-- begin Records supplied --

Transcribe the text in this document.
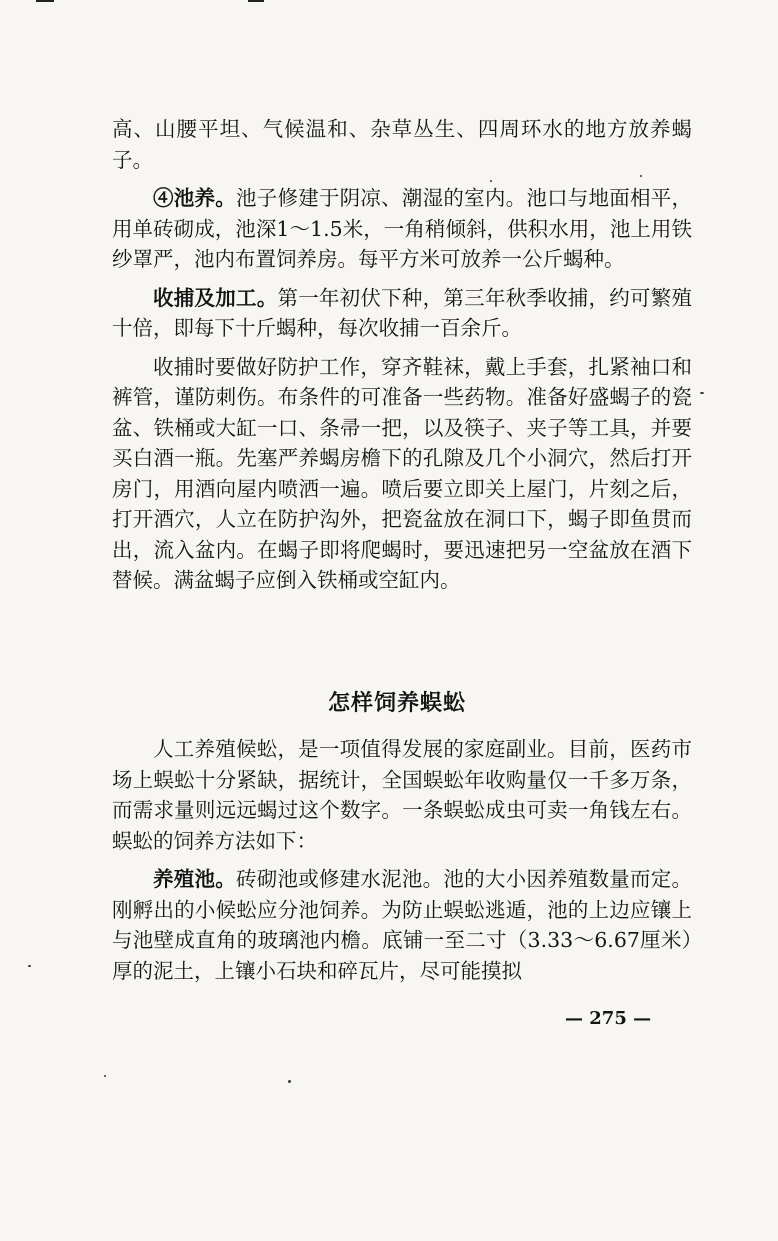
高、山腰平坦、气候温和、杂草丛生、四周环水的地方放养蝎子。

④池养。池子修建于阴凉、潮湿的室内。池口与地面相平，用单砖砌成，池深1～1.5米，一角稍倾斜，供积水用，池上用铁纱罩严，池内布置饲养房。每平方米可放养一公斤蝎种。

收捕及加工。第一年初伏下种，第三年秋季收捕，约可繁殖十倍，即每下十斤蝎种，每次收捕一百余斤。

收捕时要做好防护工作，穿齐鞋袜，戴上手套，扎紧袖口和裤管，谨防刺伤。布条件的可准备一些药物。准备好盛蝎子的瓷盆、铁桶或大缸一口、条帚一把，以及筷子、夹子等工具，并要买白酒一瓶。先塞严养蝎房檐下的孔隙及几个小洞穴，然后打开房门，用酒向屋内喷洒一遍。喷后要立即关上屋门，片刻之后，打开酒穴，人立在防护沟外，把瓷盆放在洞口下，蝎子即鱼贯而出，流入盆内。在蝎子即将爬蝎时，要迅速把另一空盆放在酒下替候。满盆蝎子应倒入铁桶或空缸内。

怎样饲养蜈蚣

人工养殖候蚣，是一项值得发展的家庭副业。目前，医药市场上蜈蚣十分紧缺，据统计，全国蜈蚣年收购量仅一千多万条，而需求量则远远蝎过这个数字。一条蜈蚣成虫可卖一角钱左右。蜈蚣的饲养方法如下：

养殖池。砖砌池或修建水泥池。池的大小因养殖数量而定。刚孵出的小候蚣应分池饲养。为防止蜈蚣逃遁，池的上边应镶上与池壁成直角的玻璃池内檐。底铺一至二寸（3.33～6.67厘米）厚的泥土，上镶小石块和碎瓦片，尽可能摸拟

— 275 —
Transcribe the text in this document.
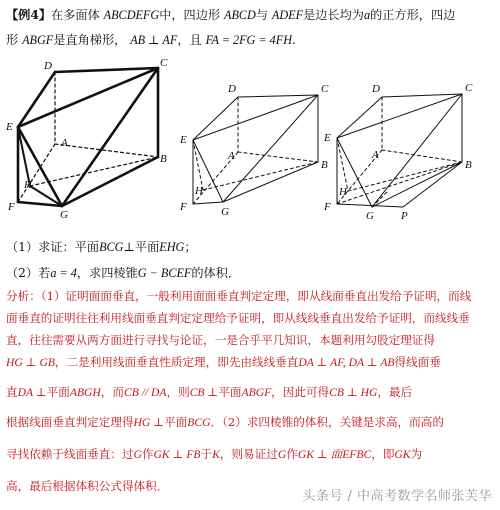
【例4】在多面体 ABCDEFG中，四边形 ABCD与 ADEF是边长均为a的正方形，四边
形 ABGF是直角梯形， AB ⊥ AF，且 FA = 2FG = 4FH.
D	C
A
B
E
H
F
G
D	C
A
B
E
H
F	G
D	C
A
B
E
H
F
G P
（1）求证：平面BCG⊥平面EHG；
（2）若a = 4，求四棱锥G − BCEF的体积．
分析：（1）证明面面垂直，一般利用面面垂直判定定理，即从线面垂直出发给予证明，而线
面垂直的证明往往利用线面垂直判定定理给予证明，即从线线垂直出发给予证明，而线线垂
直，往往需要从两方面进行寻找与论证，一是合乎平几知识，本题利用勾股定理证得
HG ⊥ GB，二是利用线面垂直性质定理，即先由线线垂直DA ⊥ AF, DA ⊥ AB得线面垂
直DA ⊥平面ABGH，而CB // DA，则CB ⊥平面ABGF，因此可得CB ⊥ HG，最后
根据线面垂直判定定理得HG ⊥平面BCG．（2）求四棱锥的体积，关键是求高，而高的
寻找依赖于线面垂直：过G作GK ⊥ FB于K，则易证过G作GK ⊥ 面EFBC，即GK为
高，最后根据体积公式得体积．
头条号 / 中高考数学名师张芙华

-- end Records supplied --

Request | Give all the lines above again, character for character, without pictures.

Task response |
Transcribe the text in this document.
高、山腰平坦、气候温和、杂草丛生、四周环水的地方放养蝎子。

④池养。池子修建于阴凉、潮湿的室内。池口与地面相平，用单砖砌成，池深1～1.5米，一角稍倾斜，供积水用，池上用铁纱罩严，池内布置饲养房。每平方米可放养一公斤蝎种。

收捕及加工。第一年初伏下种，第三年秋季收捕，约可繁殖十倍，即每下十斤蝎种，每次收捕一百余斤。

收捕时要做好防护工作，穿齐鞋袜，戴上手套，扎紧袖口和裤管，谨防刺伤。布条件的可准备一些药物。准备好盛蝎子的瓷盆、铁桶或大缸一口、条帚一把，以及筷子、夹子等工具，并要买白酒一瓶。先塞严养蝎房檐下的孔隙及几个小洞穴，然后打开房门，用酒向屋内喷洒一遍。喷后要立即关上屋门，片刻之后，打开酒穴，人立在防护沟外，把瓷盆放在洞口下，蝎子即鱼贯而出，流入盆内。在蝎子即将爬蝎时，要迅速把另一空盆放在酒下替候。满盆蝎子应倒入铁桶或空缸内。

怎样饲养蜈蚣

人工养殖候蚣，是一项值得发展的家庭副业。目前，医药市场上蜈蚣十分紧缺，据统计，全国蜈蚣年收购量仅一千多万条，而需求量则远远蝎过这个数字。一条蜈蚣成虫可卖一角钱左右。蜈蚣的饲养方法如下：

养殖池。砖砌池或修建水泥池。池的大小因养殖数量而定。刚孵出的小候蚣应分池饲养。为防止蜈蚣逃遁，池的上边应镶上与池壁成直角的玻璃池内檐。底铺一至二寸（3.33～6.67厘米）厚的泥土，上镶小石块和碎瓦片，尽可能摸拟

— 275 —
Transcribe the text in this document.
【例4】在多面体 ABCDEFG中，四边形 ABCD与 ADEF是边长均为a的正方形，四边
形 ABGF是直角梯形， AB ⊥ AF，且 FA = 2FG = 4FH.
D	C
A
B
E
H
F
G
D	C
A
B
E
H
F	G
D	C
A
B
E
H
F
G P
（1）求证：平面BCG⊥平面EHG；
（2）若a = 4，求四棱锥G − BCEF的体积．
分析：（1）证明面面垂直，一般利用面面垂直判定定理，即从线面垂直出发给予证明，而线
面垂直的证明往往利用线面垂直判定定理给予证明，即从线线垂直出发给予证明，而线线垂
直，往往需要从两方面进行寻找与论证，一是合乎平几知识，本题利用勾股定理证得
HG ⊥ GB，二是利用线面垂直性质定理，即先由线线垂直DA ⊥ AF, DA ⊥ AB得线面垂
直DA ⊥平面ABGH，而CB // DA，则CB ⊥平面ABGF，因此可得CB ⊥ HG，最后
根据线面垂直判定定理得HG ⊥平面BCG．（2）求四棱锥的体积，关键是求高，而高的
寻找依赖于线面垂直：过G作GK ⊥ FB于K，则易证过G作GK ⊥ 面EFBC，即GK为
高，最后根据体积公式得体积．
头条号 / 中高考数学名师张芙华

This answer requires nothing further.